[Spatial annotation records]
#####

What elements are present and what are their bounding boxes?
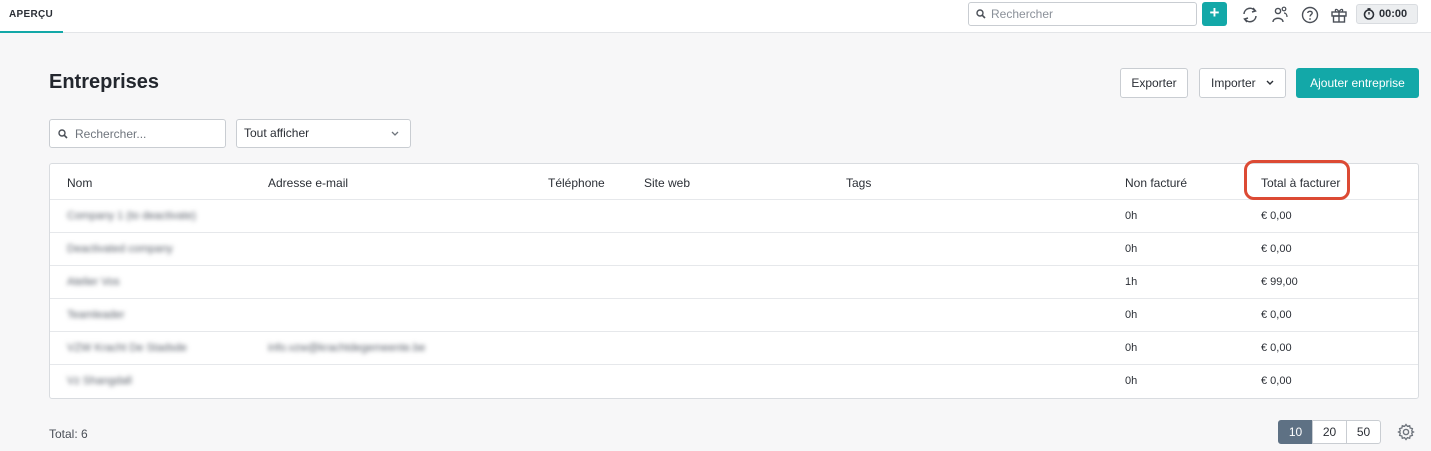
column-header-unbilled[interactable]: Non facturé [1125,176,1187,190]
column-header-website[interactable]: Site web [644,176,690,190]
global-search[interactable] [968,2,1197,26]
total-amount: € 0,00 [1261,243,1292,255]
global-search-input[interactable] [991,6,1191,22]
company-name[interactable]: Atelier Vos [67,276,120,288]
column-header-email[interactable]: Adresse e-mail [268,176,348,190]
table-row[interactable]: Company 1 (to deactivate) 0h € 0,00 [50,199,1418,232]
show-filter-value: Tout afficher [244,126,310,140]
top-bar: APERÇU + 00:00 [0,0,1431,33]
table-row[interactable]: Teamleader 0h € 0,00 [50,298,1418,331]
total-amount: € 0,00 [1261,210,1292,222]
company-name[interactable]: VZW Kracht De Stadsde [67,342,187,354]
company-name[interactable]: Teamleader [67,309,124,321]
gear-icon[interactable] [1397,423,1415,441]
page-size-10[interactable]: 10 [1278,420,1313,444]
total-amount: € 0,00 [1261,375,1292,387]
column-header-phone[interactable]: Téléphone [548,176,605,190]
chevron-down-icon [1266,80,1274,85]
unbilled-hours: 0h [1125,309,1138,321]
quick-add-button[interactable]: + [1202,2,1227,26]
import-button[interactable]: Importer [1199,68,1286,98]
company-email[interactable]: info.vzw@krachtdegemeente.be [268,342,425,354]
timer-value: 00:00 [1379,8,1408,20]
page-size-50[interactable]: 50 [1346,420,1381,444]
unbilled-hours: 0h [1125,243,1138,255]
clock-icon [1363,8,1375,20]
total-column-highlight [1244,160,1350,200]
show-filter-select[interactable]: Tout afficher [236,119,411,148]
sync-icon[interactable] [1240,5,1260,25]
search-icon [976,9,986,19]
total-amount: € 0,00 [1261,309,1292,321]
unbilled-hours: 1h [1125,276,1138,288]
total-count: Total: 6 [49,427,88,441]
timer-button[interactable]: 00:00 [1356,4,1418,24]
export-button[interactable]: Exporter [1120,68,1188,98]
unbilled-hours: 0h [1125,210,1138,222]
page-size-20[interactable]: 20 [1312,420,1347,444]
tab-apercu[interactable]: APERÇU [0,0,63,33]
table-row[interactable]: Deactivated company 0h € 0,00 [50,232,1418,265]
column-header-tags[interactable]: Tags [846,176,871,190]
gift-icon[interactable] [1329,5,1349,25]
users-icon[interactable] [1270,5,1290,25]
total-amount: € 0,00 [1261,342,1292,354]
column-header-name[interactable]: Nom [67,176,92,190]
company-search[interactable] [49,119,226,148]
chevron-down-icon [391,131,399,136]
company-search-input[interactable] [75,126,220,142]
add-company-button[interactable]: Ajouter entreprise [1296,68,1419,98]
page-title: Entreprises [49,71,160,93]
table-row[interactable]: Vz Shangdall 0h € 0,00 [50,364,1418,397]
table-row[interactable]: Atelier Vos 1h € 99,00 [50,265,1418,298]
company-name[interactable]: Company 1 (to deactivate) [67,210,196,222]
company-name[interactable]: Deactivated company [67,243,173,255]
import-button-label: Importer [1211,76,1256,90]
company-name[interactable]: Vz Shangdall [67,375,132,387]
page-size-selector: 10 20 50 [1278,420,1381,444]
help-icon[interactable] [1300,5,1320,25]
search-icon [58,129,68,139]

#####

■ Task instructions ■
Rewrite the records with "total-amount" renamed to "row-total" everywhere and nothing else altered, leaving out the pictures.

■ Exercise response ■
What elements are present and what are their bounding boxes?
column-header-unbilled[interactable]: Non facturé [1125,176,1187,190]
column-header-website[interactable]: Site web [644,176,690,190]
global-search[interactable] [968,2,1197,26]
row-total: € 0,00 [1261,243,1292,255]
global-search-input[interactable] [991,6,1191,22]
company-name[interactable]: Atelier Vos [67,276,120,288]
column-header-email[interactable]: Adresse e-mail [268,176,348,190]
table-row[interactable]: Company 1 (to deactivate) 0h € 0,00 [50,199,1418,232]
show-filter-value: Tout afficher [244,126,310,140]
top-bar: APERÇU + 00:00 [0,0,1431,33]
table-row[interactable]: Teamleader 0h € 0,00 [50,298,1418,331]
row-total: € 0,00 [1261,210,1292,222]
company-name[interactable]: VZW Kracht De Stadsde [67,342,187,354]
company-name[interactable]: Teamleader [67,309,124,321]
gear-icon[interactable] [1397,423,1415,441]
page-size-10[interactable]: 10 [1278,420,1313,444]
row-total: € 0,00 [1261,375,1292,387]
column-header-phone[interactable]: Téléphone [548,176,605,190]
chevron-down-icon [1266,80,1274,85]
unbilled-hours: 0h [1125,309,1138,321]
quick-add-button[interactable]: + [1202,2,1227,26]
import-button[interactable]: Importer [1199,68,1286,98]
company-email[interactable]: info.vzw@krachtdegemeente.be [268,342,425,354]
timer-value: 00:00 [1379,8,1408,20]
page-size-50[interactable]: 50 [1346,420,1381,444]
unbilled-hours: 0h [1125,243,1138,255]
clock-icon [1363,8,1375,20]
total-column-highlight [1244,160,1350,200]
show-filter-select[interactable]: Tout afficher [236,119,411,148]
sync-icon[interactable] [1240,5,1260,25]
search-icon [976,9,986,19]
row-total: € 0,00 [1261,309,1292,321]
unbilled-hours: 1h [1125,276,1138,288]
total-count: Total: 6 [49,427,88,441]
timer-button[interactable]: 00:00 [1356,4,1418,24]
export-button[interactable]: Exporter [1120,68,1188,98]
unbilled-hours: 0h [1125,210,1138,222]
page-size-20[interactable]: 20 [1312,420,1347,444]
tab-apercu[interactable]: APERÇU [0,0,63,33]
table-row[interactable]: Deactivated company 0h € 0,00 [50,232,1418,265]
column-header-tags[interactable]: Tags [846,176,871,190]
gift-icon[interactable] [1329,5,1349,25]
users-icon[interactable] [1270,5,1290,25]
row-total: € 0,00 [1261,342,1292,354]
column-header-name[interactable]: Nom [67,176,92,190]
company-search[interactable] [49,119,226,148]
chevron-down-icon [391,131,399,136]
company-search-input[interactable] [75,126,220,142]
add-company-button[interactable]: Ajouter entreprise [1296,68,1419,98]
page-title: Entreprises [49,71,160,93]
table-row[interactable]: Vz Shangdall 0h € 0,00 [50,364,1418,397]
table-row[interactable]: Atelier Vos 1h € 99,00 [50,265,1418,298]
company-name[interactable]: Company 1 (to deactivate) [67,210,196,222]
company-name[interactable]: Deactivated company [67,243,173,255]
import-button-label: Importer [1211,76,1256,90]
company-name[interactable]: Vz Shangdall [67,375,132,387]
page-size-selector: 10 20 50 [1278,420,1381,444]
help-icon[interactable] [1300,5,1320,25]
search-icon [58,129,68,139]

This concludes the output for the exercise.